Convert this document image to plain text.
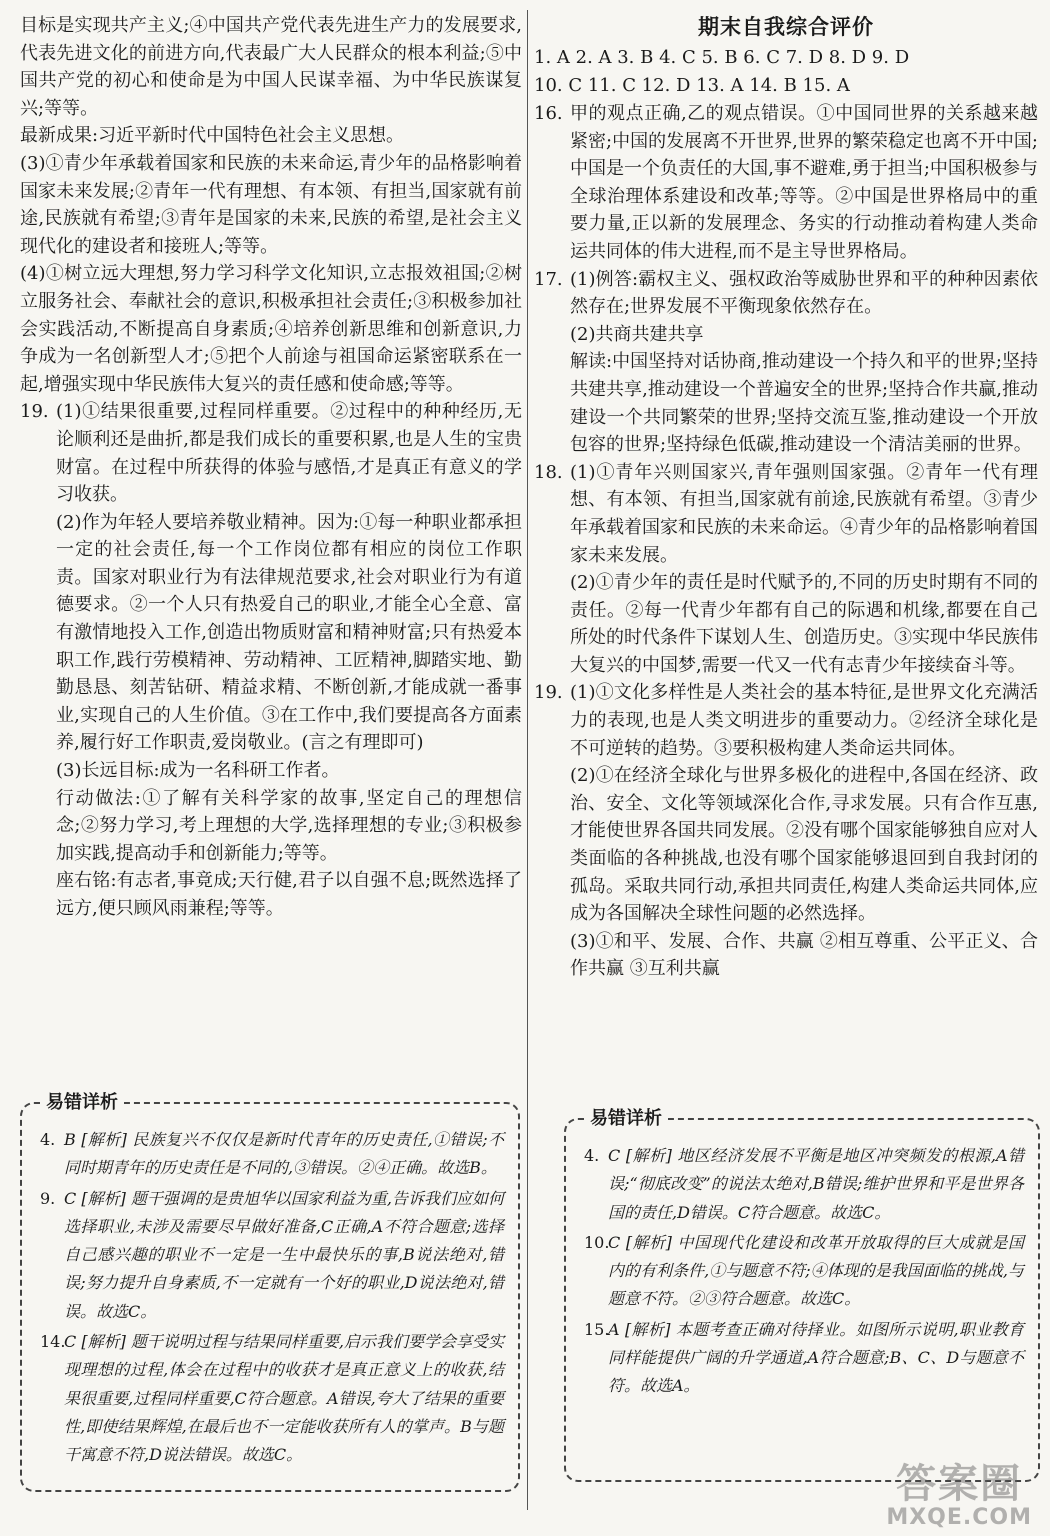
目标是实现共产主义;④中国共产党代表先进生产力的发展要求,代表先进文化的前进方向,代表最广大人民群众的根本利益;⑤中国共产党的初心和使命是为中国人民谋幸福、为中华民族谋复兴;等等。

最新成果:习近平新时代中国特色社会主义思想。

(3)①青少年承载着国家和民族的未来命运,青少年的品格影响着国家未来发展;②青年一代有理想、有本领、有担当,国家就有前途,民族就有希望;③青年是国家的未来,民族的希望,是社会主义现代化的建设者和接班人;等等。

(4)①树立远大理想,努力学习科学文化知识,立志报效祖国;②树立服务社会、奉献社会的意识,积极承担社会责任;③积极参加社会实践活动,不断提高自身素质;④培养创新思维和创新意识,力争成为一名创新型人才;⑤把个人前途与祖国命运紧密联系在一起,增强实现中华民族伟大复兴的责任感和使命感;等等。

19. (1)①结果很重要,过程同样重要。②过程中的种种经历,无论顺利还是曲折,都是我们成长的重要积累,也是人生的宝贵财富。在过程中所获得的体验与感悟,才是真正有意义的学习收获。

(2)作为年轻人要培养敬业精神。因为:①每一种职业都承担一定的社会责任,每一个工作岗位都有相应的岗位工作职责。国家对职业行为有法律规范要求,社会对职业行为有道德要求。②一个人只有热爱自己的职业,才能全心全意、富有激情地投入工作,创造出物质财富和精神财富;只有热爱本职工作,践行劳模精神、劳动精神、工匠精神,脚踏实地、勤勤恳恳、刻苦钻研、精益求精、不断创新,才能成就一番事业,实现自己的人生价值。③在工作中,我们要提高各方面素养,履行好工作职责,爱岗敬业。(言之有理即可)

(3)长远目标:成为一名科研工作者。

行动做法:①了解有关科学家的故事,坚定自己的理想信念;②努力学习,考上理想的大学,选择理想的专业;③积极参加实践,提高动手和创新能力;等等。

座右铭:有志者,事竟成;天行健,君子以自强不息;既然选择了远方,便只顾风雨兼程;等等。

易错详析
4. B [解析] 民族复兴不仅仅是新时代青年的历史责任,①错误;不同时期青年的历史责任是不同的,③错误。②④正确。故选B。

9. C [解析] 题干强调的是贵旭华以国家利益为重,告诉我们应如何选择职业,未涉及需要尽早做好准备,C正确,A不符合题意;选择自己感兴趣的职业不一定是一生中最快乐的事,B说法绝对,错误;努力提升自身素质,不一定就有一个好的职业,D说法绝对,错误。故选C。

14.

C [解析] 题干说明过程与结果同样重要,启示我们要学会享受实现理想的过程,体会在过程中的收获才是真正意义上的收获,结果很重要,过程同样重要,C符合题意。A错误,夸大了结果的重要性,即使结果辉煌,在最后也不一定能收获所有人的掌声。B与题干寓意不符,D说法错误。故选C。

期末自我综合评价

1. A 2. A 3. B 4. C 5. B 6. C 7. D 8. D 9. D

10. C 11. C 12. D 13. A 14. B 15. A

16. 甲的观点正确,乙的观点错误。①中国同世界的关系越来越紧密;中国的发展离不开世界,世界的繁荣稳定也离不开中国;中国是一个负责任的大国,事不避难,勇于担当;中国积极参与全球治理体系建设和改革;等等。②中国是世界格局中的重要力量,正以新的发展理念、务实的行动推动着构建人类命运共同体的伟大进程,而不是主导世界格局。

17. (1)例答:霸权主义、强权政治等威胁世界和平的种种因素依然存在;世界发展不平衡现象依然存在。

(2)共商共建共享

解读:中国坚持对话协商,推动建设一个持久和平的世界;坚持共建共享,推动建设一个普遍安全的世界;坚持合作共赢,推动建设一个共同繁荣的世界;坚持交流互鉴,推动建设一个开放包容的世界;坚持绿色低碳,推动建设一个清洁美丽的世界。

18. (1)①青年兴则国家兴,青年强则国家强。②青年一代有理想、有本领、有担当,国家就有前途,民族就有希望。③青少年承载着国家和民族的未来命运。④青少年的品格影响着国家未来发展。

(2)①青少年的责任是时代赋予的,不同的历史时期有不同的责任。②每一代青少年都有自己的际遇和机缘,都要在自己所处的时代条件下谋划人生、创造历史。③实现中华民族伟大复兴的中国梦,需要一代又一代有志青少年接续奋斗等。

19. (1)①文化多样性是人类社会的基本特征,是世界文化充满活力的表现,也是人类文明进步的重要动力。②经济全球化是不可逆转的趋势。③要积极构建人类命运共同体。

(2)①在经济全球化与世界多极化的进程中,各国在经济、政治、安全、文化等领域深化合作,寻求发展。只有合作互惠,才能使世界各国共同发展。②没有哪个国家能够独自应对人类面临的各种挑战,也没有哪个国家能够退回到自我封闭的孤岛。采取共同行动,承担共同责任,构建人类命运共同体,应成为各国解决全球性问题的必然选择。

(3)①和平、发展、合作、共赢 ②相互尊重、公平正义、合作共赢 ③互利共赢

易错详析
4. C [解析] 地区经济发展不平衡是地区冲突频发的根源,A错误;“彻底改变”的说法太绝对,B错误;维护世界和平是世界各国的责任,D错误。C符合题意。故选C。

10.

C [解析] 中国现代化建设和改革开放取得的巨大成就是国内的有利条件,①与题意不符;④体现的是我国面临的挑战,与题意不符。②③符合题意。故选C。

15.

A [解析] 本题考查正确对待择业。如图所示说明,职业教育同样能提供广阔的升学通道,A符合题意;B、C、D与题意不符。故选A。

答案圈
MXQE.COM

■ ■ ■ ■ ■

### Exercise brief
Among the records above, how many lines carry the string "国家就有前途"? Reply with the number alone.

### Finished exercise
2